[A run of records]
——
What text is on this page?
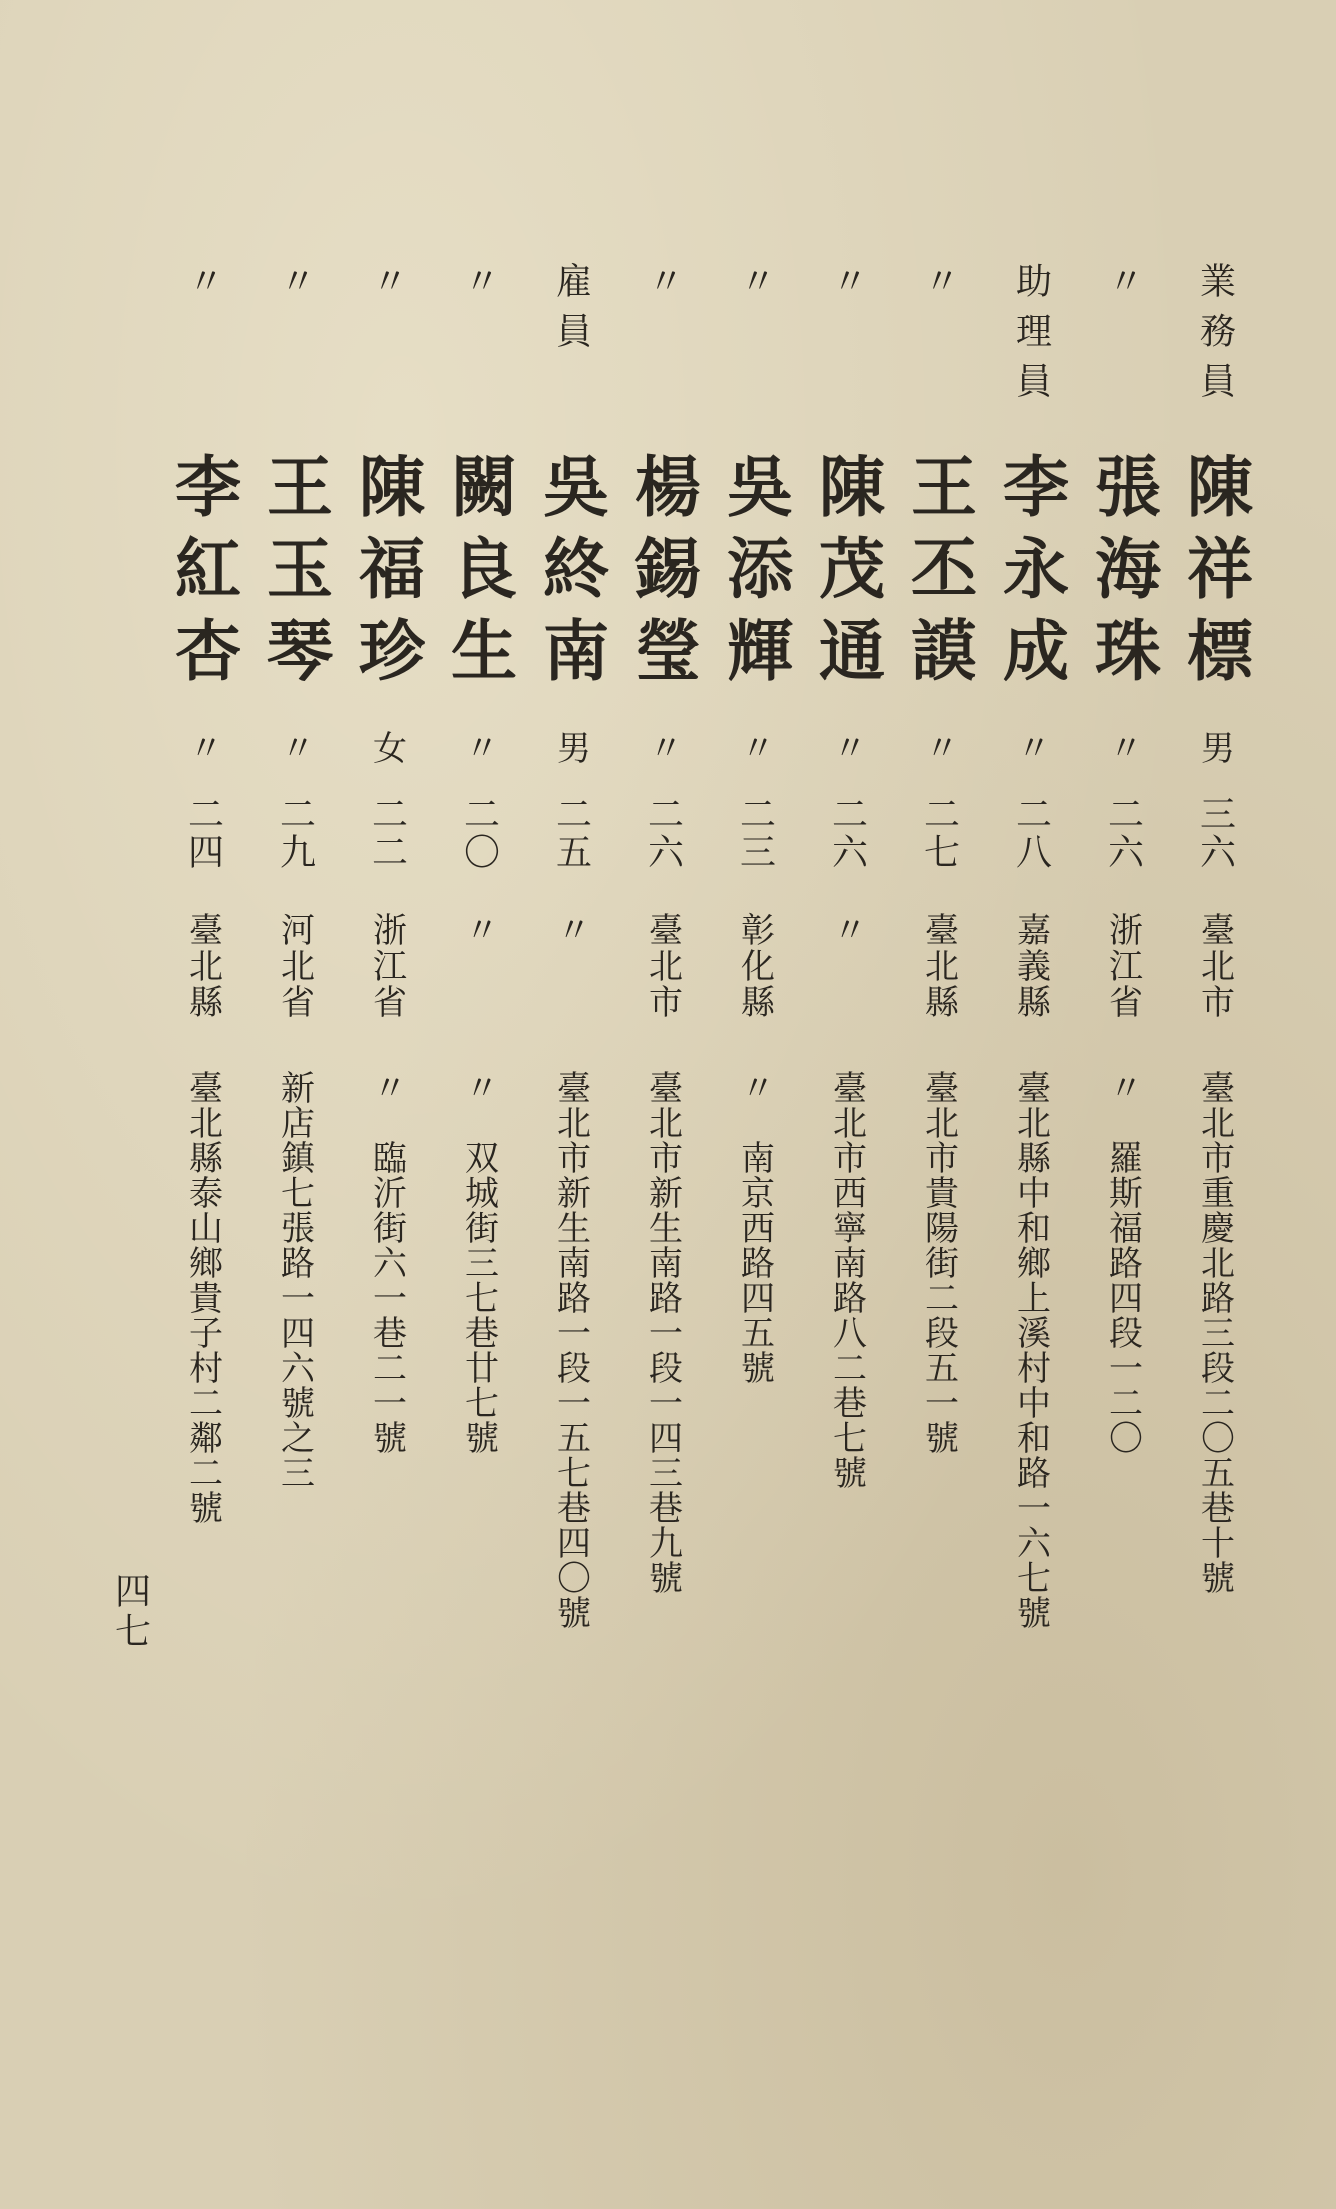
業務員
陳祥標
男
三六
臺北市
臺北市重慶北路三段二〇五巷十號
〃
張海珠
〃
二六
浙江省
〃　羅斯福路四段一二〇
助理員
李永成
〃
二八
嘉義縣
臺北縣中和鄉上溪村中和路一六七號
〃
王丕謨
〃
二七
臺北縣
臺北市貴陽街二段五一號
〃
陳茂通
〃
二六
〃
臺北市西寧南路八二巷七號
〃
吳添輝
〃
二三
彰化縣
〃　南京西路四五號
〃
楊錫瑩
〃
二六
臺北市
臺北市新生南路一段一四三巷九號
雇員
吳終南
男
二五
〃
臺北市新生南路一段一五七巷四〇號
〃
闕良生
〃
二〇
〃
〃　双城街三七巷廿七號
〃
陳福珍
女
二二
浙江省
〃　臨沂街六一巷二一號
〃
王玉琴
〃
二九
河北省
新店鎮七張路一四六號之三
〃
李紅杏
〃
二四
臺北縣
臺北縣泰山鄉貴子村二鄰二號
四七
——
### Direction
Every entry must be transcribed exactly. Pictures do not belong in the copy.

### Result of the exercise
What text is on this page?
業務員
陳祥標
男
三六
臺北市
臺北市重慶北路三段二〇五巷十號
〃
張海珠
〃
二六
浙江省
〃　羅斯福路四段一二〇
助理員
李永成
〃
二八
嘉義縣
臺北縣中和鄉上溪村中和路一六七號
〃
王丕謨
〃
二七
臺北縣
臺北市貴陽街二段五一號
〃
陳茂通
〃
二六
〃
臺北市西寧南路八二巷七號
〃
吳添輝
〃
二三
彰化縣
〃　南京西路四五號
〃
楊錫瑩
〃
二六
臺北市
臺北市新生南路一段一四三巷九號
雇員
吳終南
男
二五
〃
臺北市新生南路一段一五七巷四〇號
〃
闕良生
〃
二〇
〃
〃　双城街三七巷廿七號
〃
陳福珍
女
二二
浙江省
〃　臨沂街六一巷二一號
〃
王玉琴
〃
二九
河北省
新店鎮七張路一四六號之三
〃
李紅杏
〃
二四
臺北縣
臺北縣泰山鄉貴子村二鄰二號
四七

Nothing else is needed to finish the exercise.